**Your task**. Make a verbatim copy of the entries below; pictures stay out.
** start Source material **
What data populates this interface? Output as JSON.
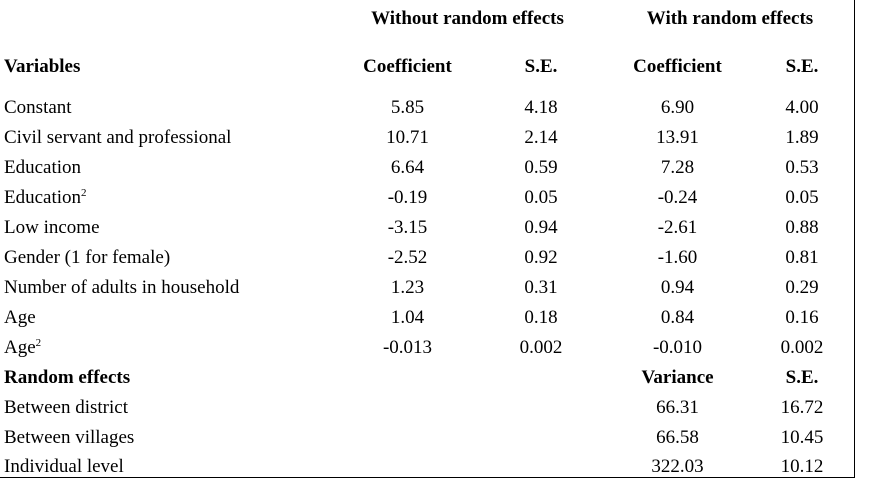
{
  "header": {
    "group_without": "Without random effects",
    "group_with": "With random effects",
    "variables": "Variables",
    "coef_without": "Coefficient",
    "se_without": "S.E.",
    "coef_with": "Coefficient",
    "se_with": "S.E."
  },
  "rows": [
    {
      "label": "Constant",
      "sup": "",
      "coef_wo": "5.85",
      "se_wo": "4.18",
      "coef_w": "6.90",
      "se_w": "4.00"
    },
    {
      "label": "Civil servant and professional",
      "sup": "",
      "coef_wo": "10.71",
      "se_wo": "2.14",
      "coef_w": "13.91",
      "se_w": "1.89"
    },
    {
      "label": "Education",
      "sup": "",
      "coef_wo": "6.64",
      "se_wo": "0.59",
      "coef_w": "7.28",
      "se_w": "0.53"
    },
    {
      "label": "Education",
      "sup": "2",
      "coef_wo": "-0.19",
      "se_wo": "0.05",
      "coef_w": "-0.24",
      "se_w": "0.05"
    },
    {
      "label": "Low income",
      "sup": "",
      "coef_wo": "-3.15",
      "se_wo": "0.94",
      "coef_w": "-2.61",
      "se_w": "0.88"
    },
    {
      "label": "Gender (1 for female)",
      "sup": "",
      "coef_wo": "-2.52",
      "se_wo": "0.92",
      "coef_w": "-1.60",
      "se_w": "0.81"
    },
    {
      "label": "Number of adults in household",
      "sup": "",
      "coef_wo": "1.23",
      "se_wo": "0.31",
      "coef_w": "0.94",
      "se_w": "0.29"
    },
    {
      "label": "Age",
      "sup": "",
      "coef_wo": "1.04",
      "se_wo": "0.18",
      "coef_w": "0.84",
      "se_w": "0.16"
    },
    {
      "label": "Age",
      "sup": "2",
      "coef_wo": "-0.013",
      "se_wo": "0.002",
      "coef_w": "-0.010",
      "se_w": "0.002"
    }
  ],
  "random_effects": {
    "label": "Random effects",
    "variance_header": "Variance",
    "se_header": "S.E.",
    "rows": [
      {
        "label": "Between district",
        "variance": "66.31",
        "se": "16.72"
      },
      {
        "label": "Between villages",
        "variance": "66.58",
        "se": "10.45"
      },
      {
        "label": "Individual level",
        "variance": "322.03",
        "se": "10.12"
      }
    ]
  }
}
** end Source material **
**The answer**.
What data populates this interface? Output as JSON.
{
  "header": {
    "group_without": "Without random effects",
    "group_with": "With random effects",
    "variables": "Variables",
    "coef_without": "Coefficient",
    "se_without": "S.E.",
    "coef_with": "Coefficient",
    "se_with": "S.E."
  },
  "rows": [
    {
      "label": "Constant",
      "sup": "",
      "coef_wo": "5.85",
      "se_wo": "4.18",
      "coef_w": "6.90",
      "se_w": "4.00"
    },
    {
      "label": "Civil servant and professional",
      "sup": "",
      "coef_wo": "10.71",
      "se_wo": "2.14",
      "coef_w": "13.91",
      "se_w": "1.89"
    },
    {
      "label": "Education",
      "sup": "",
      "coef_wo": "6.64",
      "se_wo": "0.59",
      "coef_w": "7.28",
      "se_w": "0.53"
    },
    {
      "label": "Education",
      "sup": "2",
      "coef_wo": "-0.19",
      "se_wo": "0.05",
      "coef_w": "-0.24",
      "se_w": "0.05"
    },
    {
      "label": "Low income",
      "sup": "",
      "coef_wo": "-3.15",
      "se_wo": "0.94",
      "coef_w": "-2.61",
      "se_w": "0.88"
    },
    {
      "label": "Gender (1 for female)",
      "sup": "",
      "coef_wo": "-2.52",
      "se_wo": "0.92",
      "coef_w": "-1.60",
      "se_w": "0.81"
    },
    {
      "label": "Number of adults in household",
      "sup": "",
      "coef_wo": "1.23",
      "se_wo": "0.31",
      "coef_w": "0.94",
      "se_w": "0.29"
    },
    {
      "label": "Age",
      "sup": "",
      "coef_wo": "1.04",
      "se_wo": "0.18",
      "coef_w": "0.84",
      "se_w": "0.16"
    },
    {
      "label": "Age",
      "sup": "2",
      "coef_wo": "-0.013",
      "se_wo": "0.002",
      "coef_w": "-0.010",
      "se_w": "0.002"
    }
  ],
  "random_effects": {
    "label": "Random effects",
    "variance_header": "Variance",
    "se_header": "S.E.",
    "rows": [
      {
        "label": "Between district",
        "variance": "66.31",
        "se": "16.72"
      },
      {
        "label": "Between villages",
        "variance": "66.58",
        "se": "10.45"
      },
      {
        "label": "Individual level",
        "variance": "322.03",
        "se": "10.12"
      }
    ]
  }
}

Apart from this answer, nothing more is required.